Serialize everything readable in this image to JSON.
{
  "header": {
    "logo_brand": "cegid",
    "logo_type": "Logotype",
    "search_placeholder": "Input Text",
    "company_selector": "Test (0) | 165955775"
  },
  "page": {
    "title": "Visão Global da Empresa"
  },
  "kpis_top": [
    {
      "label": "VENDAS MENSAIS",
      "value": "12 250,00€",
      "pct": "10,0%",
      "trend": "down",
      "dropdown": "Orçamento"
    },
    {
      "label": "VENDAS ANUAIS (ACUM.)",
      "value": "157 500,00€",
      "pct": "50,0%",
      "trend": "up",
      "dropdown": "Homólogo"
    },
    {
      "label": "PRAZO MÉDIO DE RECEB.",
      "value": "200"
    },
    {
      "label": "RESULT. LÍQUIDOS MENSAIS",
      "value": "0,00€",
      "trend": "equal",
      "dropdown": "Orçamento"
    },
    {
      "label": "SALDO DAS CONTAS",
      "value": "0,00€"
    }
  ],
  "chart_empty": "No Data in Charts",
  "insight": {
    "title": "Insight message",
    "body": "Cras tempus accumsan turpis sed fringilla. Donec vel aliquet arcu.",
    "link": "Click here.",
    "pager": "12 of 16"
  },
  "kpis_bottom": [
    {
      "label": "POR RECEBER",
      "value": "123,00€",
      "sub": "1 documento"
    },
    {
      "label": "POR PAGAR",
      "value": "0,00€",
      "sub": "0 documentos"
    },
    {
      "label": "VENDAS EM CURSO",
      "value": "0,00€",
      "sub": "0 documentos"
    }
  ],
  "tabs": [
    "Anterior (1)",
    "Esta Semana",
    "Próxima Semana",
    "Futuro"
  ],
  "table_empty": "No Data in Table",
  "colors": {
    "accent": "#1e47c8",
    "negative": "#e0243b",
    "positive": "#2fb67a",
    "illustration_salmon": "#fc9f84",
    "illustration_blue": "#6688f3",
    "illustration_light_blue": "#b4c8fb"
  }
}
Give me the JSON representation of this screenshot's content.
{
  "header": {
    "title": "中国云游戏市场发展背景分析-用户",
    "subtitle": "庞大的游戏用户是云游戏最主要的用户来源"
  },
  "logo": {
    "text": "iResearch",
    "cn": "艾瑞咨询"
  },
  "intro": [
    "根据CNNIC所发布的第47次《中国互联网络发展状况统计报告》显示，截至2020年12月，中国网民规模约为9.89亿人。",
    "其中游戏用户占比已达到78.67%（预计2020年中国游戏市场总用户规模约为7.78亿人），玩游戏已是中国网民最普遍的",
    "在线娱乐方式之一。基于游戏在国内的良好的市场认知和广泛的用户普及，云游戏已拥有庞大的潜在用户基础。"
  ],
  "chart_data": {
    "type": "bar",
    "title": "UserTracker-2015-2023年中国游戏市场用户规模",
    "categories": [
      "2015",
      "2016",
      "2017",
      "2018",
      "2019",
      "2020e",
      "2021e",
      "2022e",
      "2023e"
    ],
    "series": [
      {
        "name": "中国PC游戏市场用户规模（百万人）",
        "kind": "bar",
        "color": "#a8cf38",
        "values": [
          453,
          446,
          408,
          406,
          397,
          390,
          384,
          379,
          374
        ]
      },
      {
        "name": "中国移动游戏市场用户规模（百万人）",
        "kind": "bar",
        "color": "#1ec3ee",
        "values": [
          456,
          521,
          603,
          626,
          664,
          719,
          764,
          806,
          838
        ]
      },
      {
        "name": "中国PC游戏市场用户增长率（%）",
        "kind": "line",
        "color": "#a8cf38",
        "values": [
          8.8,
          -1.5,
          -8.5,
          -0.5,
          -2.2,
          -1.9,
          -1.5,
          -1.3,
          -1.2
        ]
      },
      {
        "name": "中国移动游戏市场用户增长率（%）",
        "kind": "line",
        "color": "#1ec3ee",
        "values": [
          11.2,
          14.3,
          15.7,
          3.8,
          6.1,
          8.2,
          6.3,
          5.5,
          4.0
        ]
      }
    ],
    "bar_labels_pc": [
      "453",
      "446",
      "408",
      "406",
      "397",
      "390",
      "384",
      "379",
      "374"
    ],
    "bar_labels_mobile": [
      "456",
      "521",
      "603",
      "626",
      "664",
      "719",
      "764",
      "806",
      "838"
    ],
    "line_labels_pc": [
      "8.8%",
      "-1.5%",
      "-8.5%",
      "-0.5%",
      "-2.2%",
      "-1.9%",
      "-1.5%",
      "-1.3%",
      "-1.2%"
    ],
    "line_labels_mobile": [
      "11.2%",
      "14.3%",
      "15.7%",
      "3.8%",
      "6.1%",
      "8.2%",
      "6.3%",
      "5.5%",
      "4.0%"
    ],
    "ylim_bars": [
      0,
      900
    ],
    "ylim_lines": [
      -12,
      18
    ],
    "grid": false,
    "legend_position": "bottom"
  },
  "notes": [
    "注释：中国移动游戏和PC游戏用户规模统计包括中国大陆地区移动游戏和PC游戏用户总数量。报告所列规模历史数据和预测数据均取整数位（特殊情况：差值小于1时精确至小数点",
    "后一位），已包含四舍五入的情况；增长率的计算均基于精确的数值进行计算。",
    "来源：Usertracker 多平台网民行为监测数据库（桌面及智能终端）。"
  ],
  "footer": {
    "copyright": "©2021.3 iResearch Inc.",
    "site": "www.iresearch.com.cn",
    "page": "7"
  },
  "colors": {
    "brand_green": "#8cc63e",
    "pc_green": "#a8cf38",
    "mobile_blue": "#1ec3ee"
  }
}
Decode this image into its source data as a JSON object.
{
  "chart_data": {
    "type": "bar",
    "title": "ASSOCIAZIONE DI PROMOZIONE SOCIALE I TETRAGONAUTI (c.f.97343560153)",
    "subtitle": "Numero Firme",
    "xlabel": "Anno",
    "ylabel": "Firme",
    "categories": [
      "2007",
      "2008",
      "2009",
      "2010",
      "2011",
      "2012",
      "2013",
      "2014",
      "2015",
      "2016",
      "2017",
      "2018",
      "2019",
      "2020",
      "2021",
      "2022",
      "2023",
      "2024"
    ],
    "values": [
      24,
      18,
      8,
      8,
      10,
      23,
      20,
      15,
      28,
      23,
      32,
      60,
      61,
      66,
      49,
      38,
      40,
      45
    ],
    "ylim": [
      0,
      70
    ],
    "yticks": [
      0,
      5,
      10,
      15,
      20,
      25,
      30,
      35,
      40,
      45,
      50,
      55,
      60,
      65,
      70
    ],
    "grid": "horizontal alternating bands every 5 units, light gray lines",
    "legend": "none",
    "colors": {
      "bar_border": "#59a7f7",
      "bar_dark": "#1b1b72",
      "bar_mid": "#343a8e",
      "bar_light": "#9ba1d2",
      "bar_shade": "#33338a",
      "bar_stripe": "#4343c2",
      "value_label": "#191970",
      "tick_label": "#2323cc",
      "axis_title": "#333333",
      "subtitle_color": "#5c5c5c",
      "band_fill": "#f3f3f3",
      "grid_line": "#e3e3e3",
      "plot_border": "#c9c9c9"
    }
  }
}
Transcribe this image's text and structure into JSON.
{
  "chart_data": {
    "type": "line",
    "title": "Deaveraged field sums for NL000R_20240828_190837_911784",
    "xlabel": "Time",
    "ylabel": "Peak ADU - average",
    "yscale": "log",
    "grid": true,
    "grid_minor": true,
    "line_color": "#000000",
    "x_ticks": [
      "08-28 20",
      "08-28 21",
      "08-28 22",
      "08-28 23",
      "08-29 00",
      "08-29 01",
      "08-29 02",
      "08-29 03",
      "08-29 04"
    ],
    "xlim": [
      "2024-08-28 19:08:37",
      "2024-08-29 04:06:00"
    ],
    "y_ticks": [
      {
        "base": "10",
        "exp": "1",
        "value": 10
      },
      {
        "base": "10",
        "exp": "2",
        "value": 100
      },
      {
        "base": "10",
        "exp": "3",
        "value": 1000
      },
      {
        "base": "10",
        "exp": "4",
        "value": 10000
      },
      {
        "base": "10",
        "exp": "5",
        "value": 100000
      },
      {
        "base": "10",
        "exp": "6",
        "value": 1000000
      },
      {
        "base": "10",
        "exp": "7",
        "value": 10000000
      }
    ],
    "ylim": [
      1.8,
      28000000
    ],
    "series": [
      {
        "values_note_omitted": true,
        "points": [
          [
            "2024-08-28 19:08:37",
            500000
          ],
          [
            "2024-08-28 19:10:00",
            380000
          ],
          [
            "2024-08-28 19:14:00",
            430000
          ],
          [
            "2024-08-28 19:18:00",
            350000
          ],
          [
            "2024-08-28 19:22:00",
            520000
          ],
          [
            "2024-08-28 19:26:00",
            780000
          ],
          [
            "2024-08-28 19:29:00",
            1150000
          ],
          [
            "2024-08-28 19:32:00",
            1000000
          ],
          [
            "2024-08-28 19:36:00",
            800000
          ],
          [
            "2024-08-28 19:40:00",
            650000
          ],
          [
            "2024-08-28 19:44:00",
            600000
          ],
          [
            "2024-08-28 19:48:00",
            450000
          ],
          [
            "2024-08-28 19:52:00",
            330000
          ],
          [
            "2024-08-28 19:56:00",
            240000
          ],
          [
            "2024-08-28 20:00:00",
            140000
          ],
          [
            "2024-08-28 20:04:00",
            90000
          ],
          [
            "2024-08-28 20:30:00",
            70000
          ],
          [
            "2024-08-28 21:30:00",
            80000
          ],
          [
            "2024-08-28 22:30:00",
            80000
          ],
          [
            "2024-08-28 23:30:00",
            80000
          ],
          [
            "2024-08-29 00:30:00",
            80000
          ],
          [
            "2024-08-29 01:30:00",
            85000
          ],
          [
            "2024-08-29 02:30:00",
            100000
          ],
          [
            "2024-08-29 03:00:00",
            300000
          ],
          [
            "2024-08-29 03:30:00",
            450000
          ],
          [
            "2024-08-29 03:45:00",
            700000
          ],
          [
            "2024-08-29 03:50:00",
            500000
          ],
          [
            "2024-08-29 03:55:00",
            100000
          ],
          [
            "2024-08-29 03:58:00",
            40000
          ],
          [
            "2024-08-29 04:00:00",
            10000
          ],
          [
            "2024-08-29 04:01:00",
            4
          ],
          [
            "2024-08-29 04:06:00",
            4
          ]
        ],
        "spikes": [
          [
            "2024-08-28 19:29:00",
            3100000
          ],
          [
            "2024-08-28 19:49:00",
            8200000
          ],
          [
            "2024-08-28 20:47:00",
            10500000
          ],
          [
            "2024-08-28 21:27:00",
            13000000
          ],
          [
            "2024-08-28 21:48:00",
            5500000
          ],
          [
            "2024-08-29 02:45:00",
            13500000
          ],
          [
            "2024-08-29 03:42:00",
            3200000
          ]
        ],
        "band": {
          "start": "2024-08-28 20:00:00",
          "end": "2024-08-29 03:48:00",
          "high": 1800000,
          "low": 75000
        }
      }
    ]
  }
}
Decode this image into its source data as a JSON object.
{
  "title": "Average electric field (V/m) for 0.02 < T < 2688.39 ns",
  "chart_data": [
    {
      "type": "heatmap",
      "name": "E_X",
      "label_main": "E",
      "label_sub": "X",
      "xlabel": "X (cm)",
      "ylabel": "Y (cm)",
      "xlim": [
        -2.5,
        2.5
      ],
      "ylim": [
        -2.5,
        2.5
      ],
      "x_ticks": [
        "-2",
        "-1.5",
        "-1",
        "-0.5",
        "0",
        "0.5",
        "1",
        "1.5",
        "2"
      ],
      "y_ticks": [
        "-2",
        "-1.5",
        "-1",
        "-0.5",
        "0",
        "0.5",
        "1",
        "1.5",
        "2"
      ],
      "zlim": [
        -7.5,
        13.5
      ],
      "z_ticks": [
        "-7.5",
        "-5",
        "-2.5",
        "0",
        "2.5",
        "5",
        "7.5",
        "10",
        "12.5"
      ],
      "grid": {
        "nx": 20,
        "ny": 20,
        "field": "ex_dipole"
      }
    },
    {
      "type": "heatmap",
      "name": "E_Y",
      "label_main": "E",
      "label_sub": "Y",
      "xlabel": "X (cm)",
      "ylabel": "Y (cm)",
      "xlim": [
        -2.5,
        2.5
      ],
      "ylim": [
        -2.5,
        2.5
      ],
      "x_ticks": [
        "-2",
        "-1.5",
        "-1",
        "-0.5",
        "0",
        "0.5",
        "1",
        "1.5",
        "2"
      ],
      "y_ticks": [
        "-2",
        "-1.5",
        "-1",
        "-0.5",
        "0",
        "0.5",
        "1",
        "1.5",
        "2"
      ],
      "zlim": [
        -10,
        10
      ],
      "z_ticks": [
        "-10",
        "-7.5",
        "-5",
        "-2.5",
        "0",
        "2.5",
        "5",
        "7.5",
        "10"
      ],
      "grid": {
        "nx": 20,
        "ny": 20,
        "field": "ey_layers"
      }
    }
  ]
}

::::::::

_Exercise description_
Select, from the listing, all lines that include the word "field".

_Solved exercise_
    "title": "Deaveraged field sums for NL000R_20240828_190837_911784",
  "title": "Average electric field (V/m) for 0.02 < T < 2688.39 ns",
        "field": "ex_dipole"
        "field": "ey_layers"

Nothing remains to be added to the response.